Exercise prompt: Quote the full listing word for word.

Records:
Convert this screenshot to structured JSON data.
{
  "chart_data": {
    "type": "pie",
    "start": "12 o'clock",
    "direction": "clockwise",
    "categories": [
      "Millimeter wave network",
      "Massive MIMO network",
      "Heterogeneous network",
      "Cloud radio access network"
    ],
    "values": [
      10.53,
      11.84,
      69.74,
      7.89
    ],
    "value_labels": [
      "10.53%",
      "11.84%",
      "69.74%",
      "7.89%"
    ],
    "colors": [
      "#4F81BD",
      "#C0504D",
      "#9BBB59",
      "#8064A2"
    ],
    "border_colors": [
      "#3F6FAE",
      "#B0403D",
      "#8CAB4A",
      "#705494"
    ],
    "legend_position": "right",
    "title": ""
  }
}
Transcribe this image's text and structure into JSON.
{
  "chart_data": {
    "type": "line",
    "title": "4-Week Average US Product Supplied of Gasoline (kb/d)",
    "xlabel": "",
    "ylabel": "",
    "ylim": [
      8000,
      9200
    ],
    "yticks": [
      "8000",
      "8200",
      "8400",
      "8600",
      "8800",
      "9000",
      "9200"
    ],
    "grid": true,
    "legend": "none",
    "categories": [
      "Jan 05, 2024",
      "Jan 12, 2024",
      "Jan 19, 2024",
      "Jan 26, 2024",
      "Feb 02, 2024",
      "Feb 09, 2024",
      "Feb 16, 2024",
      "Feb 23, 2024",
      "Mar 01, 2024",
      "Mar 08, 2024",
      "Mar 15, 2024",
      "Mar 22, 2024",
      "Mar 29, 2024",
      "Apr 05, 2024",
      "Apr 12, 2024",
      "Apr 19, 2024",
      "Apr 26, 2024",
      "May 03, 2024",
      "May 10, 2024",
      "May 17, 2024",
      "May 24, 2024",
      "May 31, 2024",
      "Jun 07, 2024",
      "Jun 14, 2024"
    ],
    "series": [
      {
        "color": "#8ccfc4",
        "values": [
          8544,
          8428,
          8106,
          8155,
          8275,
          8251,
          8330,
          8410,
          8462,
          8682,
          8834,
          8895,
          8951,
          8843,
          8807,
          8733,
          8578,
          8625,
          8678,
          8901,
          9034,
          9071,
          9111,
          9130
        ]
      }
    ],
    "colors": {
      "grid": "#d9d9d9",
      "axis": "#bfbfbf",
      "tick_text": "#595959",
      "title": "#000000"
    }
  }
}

Problem solution:
Convert this screenshot to structured JSON data.
{
  "chart_data": {
    "type": "pie",
    "start": "12 o'clock",
    "direction": "clockwise",
    "categories": [
      "Millimeter wave network",
      "Massive MIMO network",
      "Heterogeneous network",
      "Cloud radio access network"
    ],
    "values": [
      10.53,
      11.84,
      69.74,
      7.89
    ],
    "value_labels": [
      "10.53%",
      "11.84%",
      "69.74%",
      "7.89%"
    ],
    "colors": [
      "#4F81BD",
      "#C0504D",
      "#9BBB59",
      "#8064A2"
    ],
    "border_colors": [
      "#3F6FAE",
      "#B0403D",
      "#8CAB4A",
      "#705494"
    ],
    "legend_position": "right",
    "title": ""
  }
}
Transcribe this image's text and structure into JSON.
{
  "chart_data": {
    "type": "line",
    "title": "4-Week Average US Product Supplied of Gasoline (kb/d)",
    "xlabel": "",
    "ylabel": "",
    "ylim": [
      8000,
      9200
    ],
    "yticks": [
      "8000",
      "8200",
      "8400",
      "8600",
      "8800",
      "9000",
      "9200"
    ],
    "grid": true,
    "legend": "none",
    "categories": [
      "Jan 05, 2024",
      "Jan 12, 2024",
      "Jan 19, 2024",
      "Jan 26, 2024",
      "Feb 02, 2024",
      "Feb 09, 2024",
      "Feb 16, 2024",
      "Feb 23, 2024",
      "Mar 01, 2024",
      "Mar 08, 2024",
      "Mar 15, 2024",
      "Mar 22, 2024",
      "Mar 29, 2024",
      "Apr 05, 2024",
      "Apr 12, 2024",
      "Apr 19, 2024",
      "Apr 26, 2024",
      "May 03, 2024",
      "May 10, 2024",
      "May 17, 2024",
      "May 24, 2024",
      "May 31, 2024",
      "Jun 07, 2024",
      "Jun 14, 2024"
    ],
    "series": [
      {
        "color": "#8ccfc4",
        "values": [
          8544,
          8428,
          8106,
          8155,
          8275,
          8251,
          8330,
          8410,
          8462,
          8682,
          8834,
          8895,
          8951,
          8843,
          8807,
          8733,
          8578,
          8625,
          8678,
          8901,
          9034,
          9071,
          9111,
          9130
        ]
      }
    ],
    "colors": {
      "grid": "#d9d9d9",
      "axis": "#bfbfbf",
      "tick_text": "#595959",
      "title": "#000000"
    }
  }
}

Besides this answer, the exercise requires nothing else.